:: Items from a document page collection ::
# # # # # # #

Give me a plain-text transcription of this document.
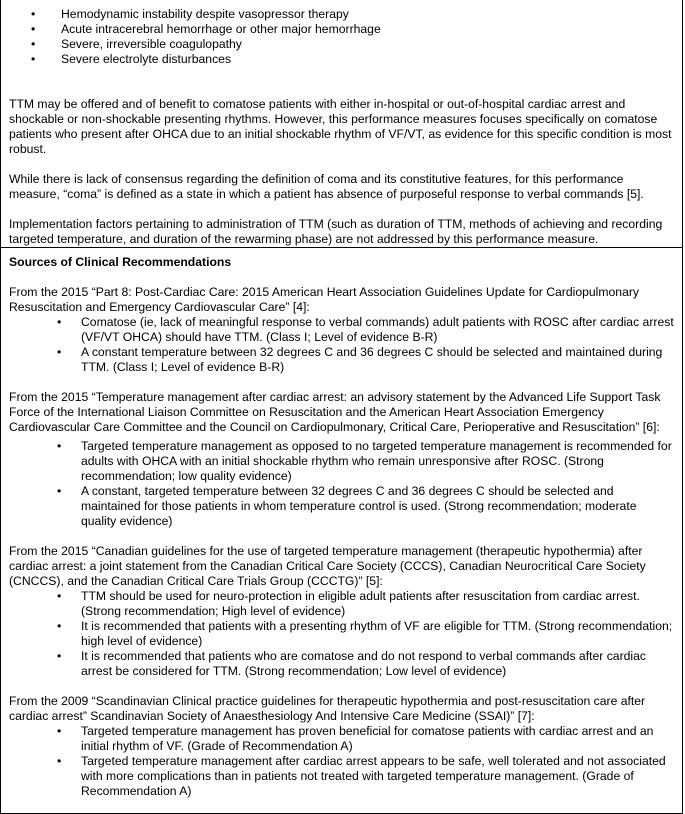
• Hemodynamic instability despite vasopressor therapy
• Acute intracerebral hemorrhage or other major hemorrhage
• Severe, irreversible coagulopathy
• Severe electrolyte disturbances

TTM may be offered and of benefit to comatose patients with either in-hospital or out-of-hospital cardiac arrest and shockable or non-shockable presenting rhythms. However, this performance measures focuses specifically on comatose patients who present after OHCA due to an initial shockable rhythm of VF/VT, as evidence for this specific condition is most robust.

While there is lack of consensus regarding the definition of coma and its constitutive features, for this performance measure, “coma” is defined as a state in which a patient has absence of purposeful response to verbal commands [5].

Implementation factors pertaining to administration of TTM (such as duration of TTM, methods of achieving and recording targeted temperature, and duration of the rewarming phase) are not addressed by this performance measure.

Sources of Clinical Recommendations

From the 2015 “Part 8: Post-Cardiac Care: 2015 American Heart Association Guidelines Update for Cardiopulmonary Resuscitation and Emergency Cardiovascular Care” [4]:

• Comatose (ie, lack of meaningful response to verbal commands) adult patients with ROSC after cardiac arrest (VF/VT OHCA) should have TTM. (Class I; Level of evidence B-R)
• A constant temperature between 32 degrees C and 36 degrees C should be selected and maintained during TTM. (Class I; Level of evidence B-R)

From the 2015 “Temperature management after cardiac arrest: an advisory statement by the Advanced Life Support Task Force of the International Liaison Committee on Resuscitation and the American Heart Association Emergency Cardiovascular Care Committee and the Council on Cardiopulmonary, Critical Care, Perioperative and Resuscitation” [6]:

• Targeted temperature management as opposed to no targeted temperature management is recommended for adults with OHCA with an initial shockable rhythm who remain unresponsive after ROSC. (Strong recommendation; low quality evidence)
• A constant, targeted temperature between 32 degrees C and 36 degrees C should be selected and maintained for those patients in whom temperature control is used. (Strong recommendation; moderate quality evidence)

From the 2015 “Canadian guidelines for the use of targeted temperature management (therapeutic hypothermia) after cardiac arrest: a joint statement from the Canadian Critical Care Society (CCCS), Canadian Neurocritical Care Society (CNCCS), and the Canadian Critical Care Trials Group (CCCTG)” [5]:

• TTM should be used for neuro-protection in eligible adult patients after resuscitation from cardiac arrest. (Strong recommendation; High level of evidence)
• It is recommended that patients with a presenting rhythm of VF are eligible for TTM. (Strong recommendation; high level of evidence)
• It is recommended that patients who are comatose and do not respond to verbal commands after cardiac arrest be considered for TTM. (Strong recommendation; Low level of evidence)

From the 2009 “Scandinavian Clinical practice guidelines for therapeutic hypothermia and post-resuscitation care after cardiac arrest” Scandinavian Society of Anaesthesiology And Intensive Care Medicine (SSAI)” [7]:

• Targeted temperature management has proven beneficial for comatose patients with cardiac arrest and an initial rhythm of VF. (Grade of Recommendation A)
• Targeted temperature management after cardiac arrest appears to be safe, well tolerated and not associated with more complications than in patients not treated with targeted temperature management. (Grade of Recommendation A)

# # # # # # #

:: AIM OF THE TASK ::
Reproduce each entry exactly as written, but leave out the images.

:: OUTPUT OF THE TASK ::
Give me a plain-text transcription of this document.
• Hemodynamic instability despite vasopressor therapy
• Acute intracerebral hemorrhage or other major hemorrhage
• Severe, irreversible coagulopathy
• Severe electrolyte disturbances

TTM may be offered and of benefit to comatose patients with either in-hospital or out-of-hospital cardiac arrest and shockable or non-shockable presenting rhythms. However, this performance measures focuses specifically on comatose patients who present after OHCA due to an initial shockable rhythm of VF/VT, as evidence for this specific condition is most robust.

While there is lack of consensus regarding the definition of coma and its constitutive features, for this performance measure, “coma” is defined as a state in which a patient has absence of purposeful response to verbal commands [5].

Implementation factors pertaining to administration of TTM (such as duration of TTM, methods of achieving and recording targeted temperature, and duration of the rewarming phase) are not addressed by this performance measure.

Sources of Clinical Recommendations

From the 2015 “Part 8: Post-Cardiac Care: 2015 American Heart Association Guidelines Update for Cardiopulmonary Resuscitation and Emergency Cardiovascular Care” [4]:

• Comatose (ie, lack of meaningful response to verbal commands) adult patients with ROSC after cardiac arrest (VF/VT OHCA) should have TTM. (Class I; Level of evidence B-R)
• A constant temperature between 32 degrees C and 36 degrees C should be selected and maintained during TTM. (Class I; Level of evidence B-R)

From the 2015 “Temperature management after cardiac arrest: an advisory statement by the Advanced Life Support Task Force of the International Liaison Committee on Resuscitation and the American Heart Association Emergency Cardiovascular Care Committee and the Council on Cardiopulmonary, Critical Care, Perioperative and Resuscitation” [6]:

• Targeted temperature management as opposed to no targeted temperature management is recommended for adults with OHCA with an initial shockable rhythm who remain unresponsive after ROSC. (Strong recommendation; low quality evidence)
• A constant, targeted temperature between 32 degrees C and 36 degrees C should be selected and maintained for those patients in whom temperature control is used. (Strong recommendation; moderate quality evidence)

From the 2015 “Canadian guidelines for the use of targeted temperature management (therapeutic hypothermia) after cardiac arrest: a joint statement from the Canadian Critical Care Society (CCCS), Canadian Neurocritical Care Society (CNCCS), and the Canadian Critical Care Trials Group (CCCTG)” [5]:

• TTM should be used for neuro-protection in eligible adult patients after resuscitation from cardiac arrest. (Strong recommendation; High level of evidence)
• It is recommended that patients with a presenting rhythm of VF are eligible for TTM. (Strong recommendation; high level of evidence)
• It is recommended that patients who are comatose and do not respond to verbal commands after cardiac arrest be considered for TTM. (Strong recommendation; Low level of evidence)

From the 2009 “Scandinavian Clinical practice guidelines for therapeutic hypothermia and post-resuscitation care after cardiac arrest” Scandinavian Society of Anaesthesiology And Intensive Care Medicine (SSAI)” [7]:

• Targeted temperature management has proven beneficial for comatose patients with cardiac arrest and an initial rhythm of VF. (Grade of Recommendation A)
• Targeted temperature management after cardiac arrest appears to be safe, well tolerated and not associated with more complications than in patients not treated with targeted temperature management. (Grade of Recommendation A)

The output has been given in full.